───── TASK DATA ─────
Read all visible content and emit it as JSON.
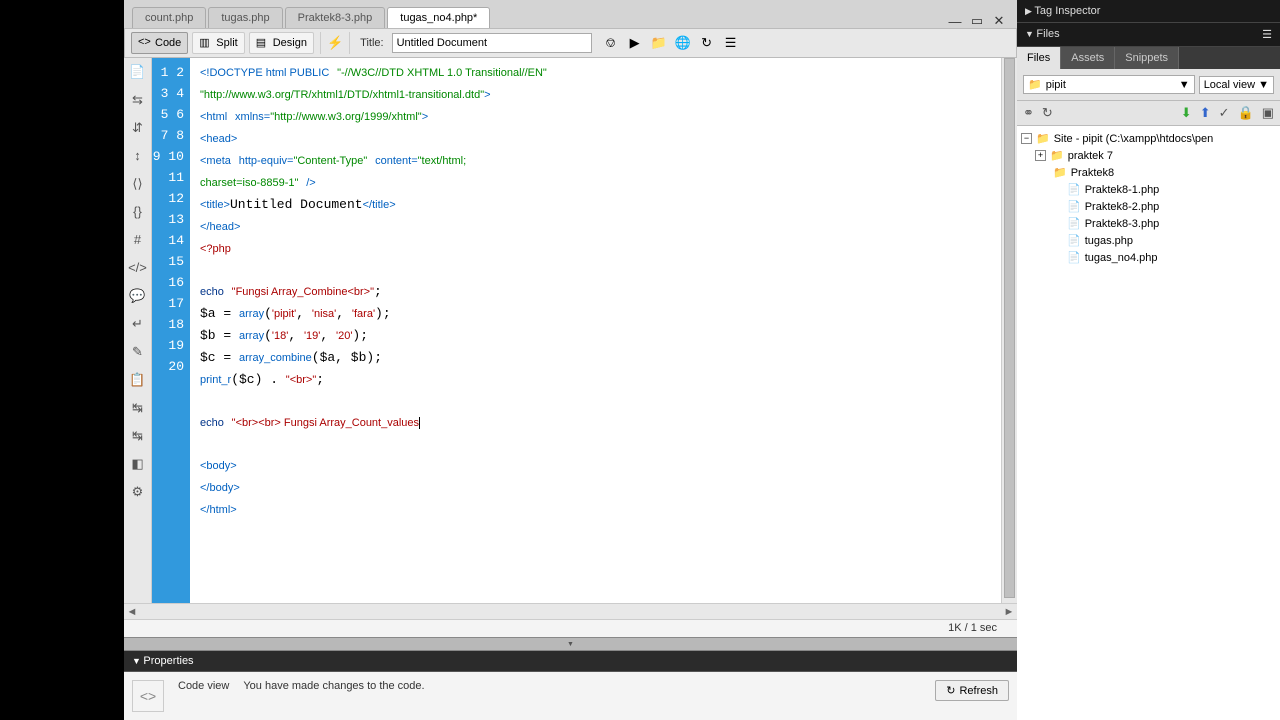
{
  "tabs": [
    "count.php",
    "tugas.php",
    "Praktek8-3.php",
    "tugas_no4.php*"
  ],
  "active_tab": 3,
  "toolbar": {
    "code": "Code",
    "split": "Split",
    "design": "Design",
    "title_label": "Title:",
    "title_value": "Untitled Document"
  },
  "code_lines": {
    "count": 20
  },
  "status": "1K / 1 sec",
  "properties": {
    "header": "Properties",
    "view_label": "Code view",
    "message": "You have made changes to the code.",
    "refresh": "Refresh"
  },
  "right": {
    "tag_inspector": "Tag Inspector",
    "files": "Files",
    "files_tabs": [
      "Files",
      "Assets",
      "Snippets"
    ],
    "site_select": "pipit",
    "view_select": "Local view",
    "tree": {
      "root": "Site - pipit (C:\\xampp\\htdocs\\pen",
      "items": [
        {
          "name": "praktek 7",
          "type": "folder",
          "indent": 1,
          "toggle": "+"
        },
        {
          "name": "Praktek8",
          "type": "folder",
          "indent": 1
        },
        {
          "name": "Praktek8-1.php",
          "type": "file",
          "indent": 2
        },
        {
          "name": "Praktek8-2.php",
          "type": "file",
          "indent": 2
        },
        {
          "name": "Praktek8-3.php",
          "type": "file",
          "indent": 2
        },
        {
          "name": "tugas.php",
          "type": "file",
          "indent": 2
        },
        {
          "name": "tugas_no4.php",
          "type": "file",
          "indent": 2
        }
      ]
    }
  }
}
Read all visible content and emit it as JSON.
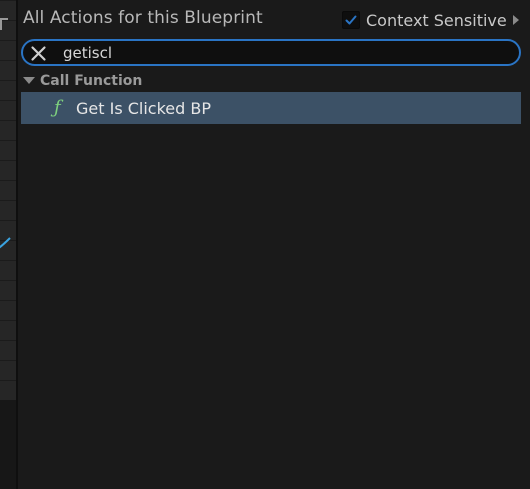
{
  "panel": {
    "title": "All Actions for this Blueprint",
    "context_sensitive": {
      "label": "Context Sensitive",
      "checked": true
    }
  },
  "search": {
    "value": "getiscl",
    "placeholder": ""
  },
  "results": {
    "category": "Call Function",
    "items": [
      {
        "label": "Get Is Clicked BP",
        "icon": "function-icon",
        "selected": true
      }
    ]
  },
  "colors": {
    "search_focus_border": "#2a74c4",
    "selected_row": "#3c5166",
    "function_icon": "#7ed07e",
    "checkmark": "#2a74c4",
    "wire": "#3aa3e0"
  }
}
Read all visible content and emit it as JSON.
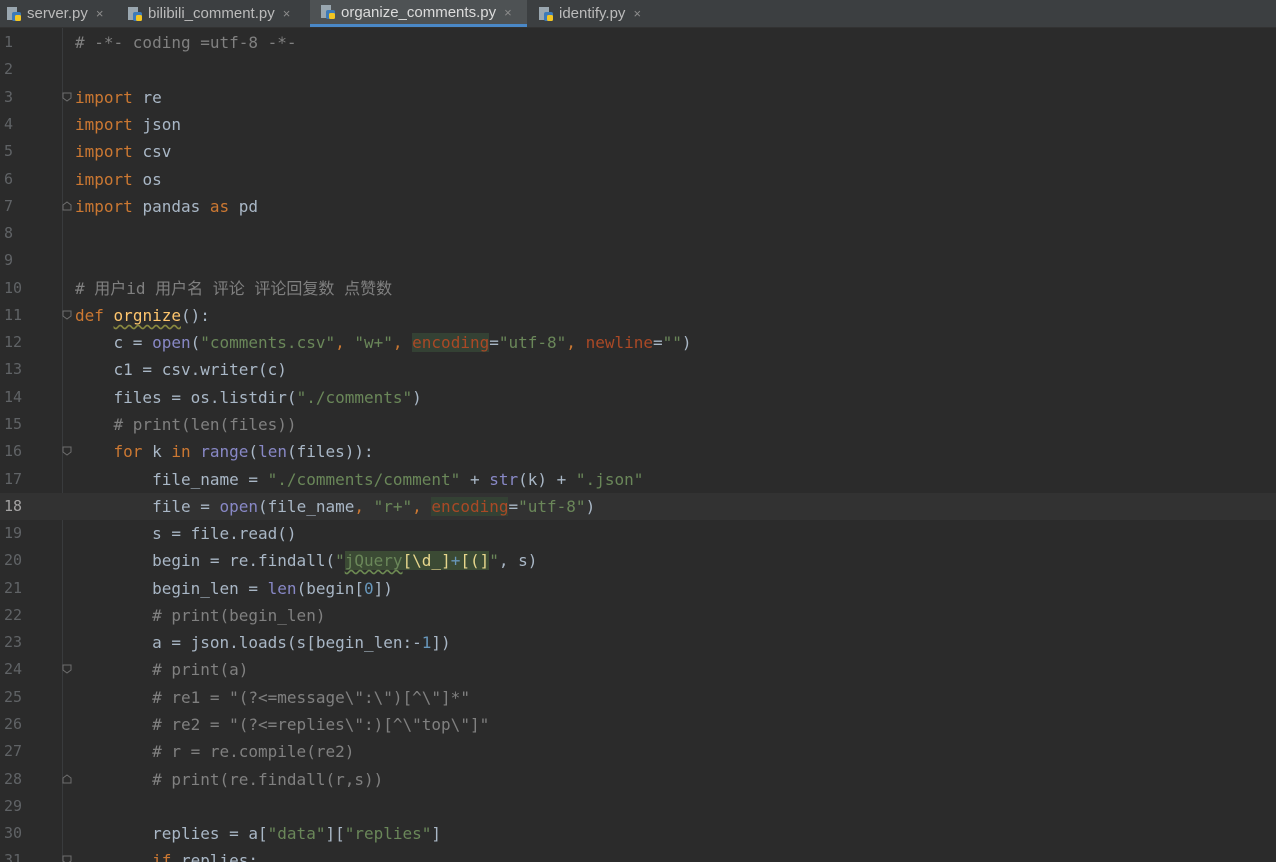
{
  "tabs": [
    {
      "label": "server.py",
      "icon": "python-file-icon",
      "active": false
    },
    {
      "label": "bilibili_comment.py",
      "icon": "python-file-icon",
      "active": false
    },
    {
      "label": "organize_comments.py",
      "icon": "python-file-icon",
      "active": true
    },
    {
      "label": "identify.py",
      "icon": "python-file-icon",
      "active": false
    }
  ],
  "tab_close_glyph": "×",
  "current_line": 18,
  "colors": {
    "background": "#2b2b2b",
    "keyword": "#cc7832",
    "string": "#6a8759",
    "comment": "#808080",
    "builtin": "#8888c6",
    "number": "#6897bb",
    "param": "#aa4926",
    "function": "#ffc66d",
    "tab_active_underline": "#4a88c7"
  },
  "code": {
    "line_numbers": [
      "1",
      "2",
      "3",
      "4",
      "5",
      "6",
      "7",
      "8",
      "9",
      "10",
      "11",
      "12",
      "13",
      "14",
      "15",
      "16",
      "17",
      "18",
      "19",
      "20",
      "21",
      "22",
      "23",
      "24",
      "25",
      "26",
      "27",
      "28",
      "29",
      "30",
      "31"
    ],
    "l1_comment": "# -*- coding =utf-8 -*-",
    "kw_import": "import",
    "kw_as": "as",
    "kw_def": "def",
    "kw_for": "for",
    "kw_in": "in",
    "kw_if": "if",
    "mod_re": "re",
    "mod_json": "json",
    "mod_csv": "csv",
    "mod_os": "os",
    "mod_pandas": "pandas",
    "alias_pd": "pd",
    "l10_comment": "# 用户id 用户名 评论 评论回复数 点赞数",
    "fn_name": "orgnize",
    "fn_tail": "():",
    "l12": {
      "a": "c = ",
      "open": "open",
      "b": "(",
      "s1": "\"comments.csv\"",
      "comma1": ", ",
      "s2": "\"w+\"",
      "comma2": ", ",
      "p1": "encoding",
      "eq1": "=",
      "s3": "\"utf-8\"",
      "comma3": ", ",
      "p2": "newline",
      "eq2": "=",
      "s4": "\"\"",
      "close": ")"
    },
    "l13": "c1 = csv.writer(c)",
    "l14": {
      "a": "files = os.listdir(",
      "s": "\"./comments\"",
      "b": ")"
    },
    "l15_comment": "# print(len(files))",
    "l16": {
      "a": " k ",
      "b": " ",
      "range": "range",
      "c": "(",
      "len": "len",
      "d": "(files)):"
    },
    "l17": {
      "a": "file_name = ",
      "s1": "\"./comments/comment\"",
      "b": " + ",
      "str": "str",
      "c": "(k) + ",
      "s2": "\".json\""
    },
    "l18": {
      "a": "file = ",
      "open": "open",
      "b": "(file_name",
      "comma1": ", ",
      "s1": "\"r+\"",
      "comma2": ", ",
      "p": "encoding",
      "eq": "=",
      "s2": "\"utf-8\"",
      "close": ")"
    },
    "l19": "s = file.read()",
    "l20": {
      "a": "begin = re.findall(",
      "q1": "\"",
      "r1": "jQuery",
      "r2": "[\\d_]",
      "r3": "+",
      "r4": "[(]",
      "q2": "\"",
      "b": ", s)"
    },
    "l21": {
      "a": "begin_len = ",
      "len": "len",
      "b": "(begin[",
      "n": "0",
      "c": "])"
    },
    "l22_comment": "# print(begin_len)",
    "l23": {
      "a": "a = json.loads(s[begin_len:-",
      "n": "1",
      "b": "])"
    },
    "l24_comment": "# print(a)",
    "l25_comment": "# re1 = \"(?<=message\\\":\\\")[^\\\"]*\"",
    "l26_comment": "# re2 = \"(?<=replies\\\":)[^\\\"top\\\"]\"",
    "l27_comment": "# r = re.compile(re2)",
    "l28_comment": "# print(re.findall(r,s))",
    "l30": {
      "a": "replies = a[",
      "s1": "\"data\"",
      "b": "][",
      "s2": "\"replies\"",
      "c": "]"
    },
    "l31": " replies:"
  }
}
─────
THE REQUEST — Every line above should be repeated exactly; pictures stay out of the copy.

COMPLETE ANSWER —
Read all visible content and emit it as JSON.
{
  "tabs": [
    "count.php",
    "tugas.php",
    "Praktek8-3.php",
    "tugas_no4.php*"
  ],
  "active_tab": 3,
  "toolbar": {
    "code": "Code",
    "split": "Split",
    "design": "Design",
    "title_label": "Title:",
    "title_value": "Untitled Document"
  },
  "code_lines": {
    "count": 20
  },
  "status": "1K / 1 sec",
  "properties": {
    "header": "Properties",
    "view_label": "Code view",
    "message": "You have made changes to the code.",
    "refresh": "Refresh"
  },
  "right": {
    "tag_inspector": "Tag Inspector",
    "files": "Files",
    "files_tabs": [
      "Files",
      "Assets",
      "Snippets"
    ],
    "site_select": "pipit",
    "view_select": "Local view",
    "tree": {
      "root": "Site - pipit (C:\\xampp\\htdocs\\pen",
      "items": [
        {
          "name": "praktek 7",
          "type": "folder",
          "indent": 1,
          "toggle": "+"
        },
        {
          "name": "Praktek8",
          "type": "folder",
          "indent": 1
        },
        {
          "name": "Praktek8-1.php",
          "type": "file",
          "indent": 2
        },
        {
          "name": "Praktek8-2.php",
          "type": "file",
          "indent": 2
        },
        {
          "name": "Praktek8-3.php",
          "type": "file",
          "indent": 2
        },
        {
          "name": "tugas.php",
          "type": "file",
          "indent": 2
        },
        {
          "name": "tugas_no4.php",
          "type": "file",
          "indent": 2
        }
      ]
    }
  }
}
Read all visible content and emit it as JSON.
{
  "panel": {
    "title": "All Actions for this Blueprint",
    "context_sensitive": {
      "label": "Context Sensitive",
      "checked": true
    }
  },
  "search": {
    "value": "getiscl",
    "placeholder": ""
  },
  "results": {
    "category": "Call Function",
    "items": [
      {
        "label": "Get Is Clicked BP",
        "icon": "function-icon",
        "selected": true
      }
    ]
  },
  "colors": {
    "search_focus_border": "#2a74c4",
    "selected_row": "#3c5166",
    "function_icon": "#7ed07e",
    "checkmark": "#2a74c4",
    "wire": "#3aa3e0"
  }
}
Read all visible content and emit it as JSON.
{
  "tabs": [
    {
      "label": "server.py",
      "icon": "python-file-icon",
      "active": false
    },
    {
      "label": "bilibili_comment.py",
      "icon": "python-file-icon",
      "active": false
    },
    {
      "label": "organize_comments.py",
      "icon": "python-file-icon",
      "active": true
    },
    {
      "label": "identify.py",
      "icon": "python-file-icon",
      "active": false
    }
  ],
  "tab_close_glyph": "×",
  "current_line": 18,
  "colors": {
    "background": "#2b2b2b",
    "keyword": "#cc7832",
    "string": "#6a8759",
    "comment": "#808080",
    "builtin": "#8888c6",
    "number": "#6897bb",
    "param": "#aa4926",
    "function": "#ffc66d",
    "tab_active_underline": "#4a88c7"
  },
  "code": {
    "line_numbers": [
      "1",
      "2",
      "3",
      "4",
      "5",
      "6",
      "7",
      "8",
      "9",
      "10",
      "11",
      "12",
      "13",
      "14",
      "15",
      "16",
      "17",
      "18",
      "19",
      "20",
      "21",
      "22",
      "23",
      "24",
      "25",
      "26",
      "27",
      "28",
      "29",
      "30",
      "31"
    ],
    "l1_comment": "# -*- coding =utf-8 -*-",
    "kw_import": "import",
    "kw_as": "as",
    "kw_def": "def",
    "kw_for": "for",
    "kw_in": "in",
    "kw_if": "if",
    "mod_re": "re",
    "mod_json": "json",
    "mod_csv": "csv",
    "mod_os": "os",
    "mod_pandas": "pandas",
    "alias_pd": "pd",
    "l10_comment": "# 用户id 用户名 评论 评论回复数 点赞数",
    "fn_name": "orgnize",
    "fn_tail": "():",
    "l12": {
      "a": "c = ",
      "open": "open",
      "b": "(",
      "s1": "\"comments.csv\"",
      "comma1": ", ",
      "s2": "\"w+\"",
      "comma2": ", ",
      "p1": "encoding",
      "eq1": "=",
      "s3": "\"utf-8\"",
      "comma3": ", ",
      "p2": "newline",
      "eq2": "=",
      "s4": "\"\"",
      "close": ")"
    },
    "l13": "c1 = csv.writer(c)",
    "l14": {
      "a": "files = os.listdir(",
      "s": "\"./comments\"",
      "b": ")"
    },
    "l15_comment": "# print(len(files))",
    "l16": {
      "a": " k ",
      "b": " ",
      "range": "range",
      "c": "(",
      "len": "len",
      "d": "(files)):"
    },
    "l17": {
      "a": "file_name = ",
      "s1": "\"./comments/comment\"",
      "b": " + ",
      "str": "str",
      "c": "(k) + ",
      "s2": "\".json\""
    },
    "l18": {
      "a": "file = ",
      "open": "open",
      "b": "(file_name",
      "comma1": ", ",
      "s1": "\"r+\"",
      "comma2": ", ",
      "p": "encoding",
      "eq": "=",
      "s2": "\"utf-8\"",
      "close": ")"
    },
    "l19": "s = file.read()",
    "l20": {
      "a": "begin = re.findall(",
      "q1": "\"",
      "r1": "jQuery",
      "r2": "[\\d_]",
      "r3": "+",
      "r4": "[(]",
      "q2": "\"",
      "b": ", s)"
    },
    "l21": {
      "a": "begin_len = ",
      "len": "len",
      "b": "(begin[",
      "n": "0",
      "c": "])"
    },
    "l22_comment": "# print(begin_len)",
    "l23": {
      "a": "a = json.loads(s[begin_len:-",
      "n": "1",
      "b": "])"
    },
    "l24_comment": "# print(a)",
    "l25_comment": "# re1 = \"(?<=message\\\":\\\")[^\\\"]*\"",
    "l26_comment": "# re2 = \"(?<=replies\\\":)[^\\\"top\\\"]\"",
    "l27_comment": "# r = re.compile(re2)",
    "l28_comment": "# print(re.findall(r,s))",
    "l30": {
      "a": "replies = a[",
      "s1": "\"data\"",
      "b": "][",
      "s2": "\"replies\"",
      "c": "]"
    },
    "l31": " replies:"
  }
}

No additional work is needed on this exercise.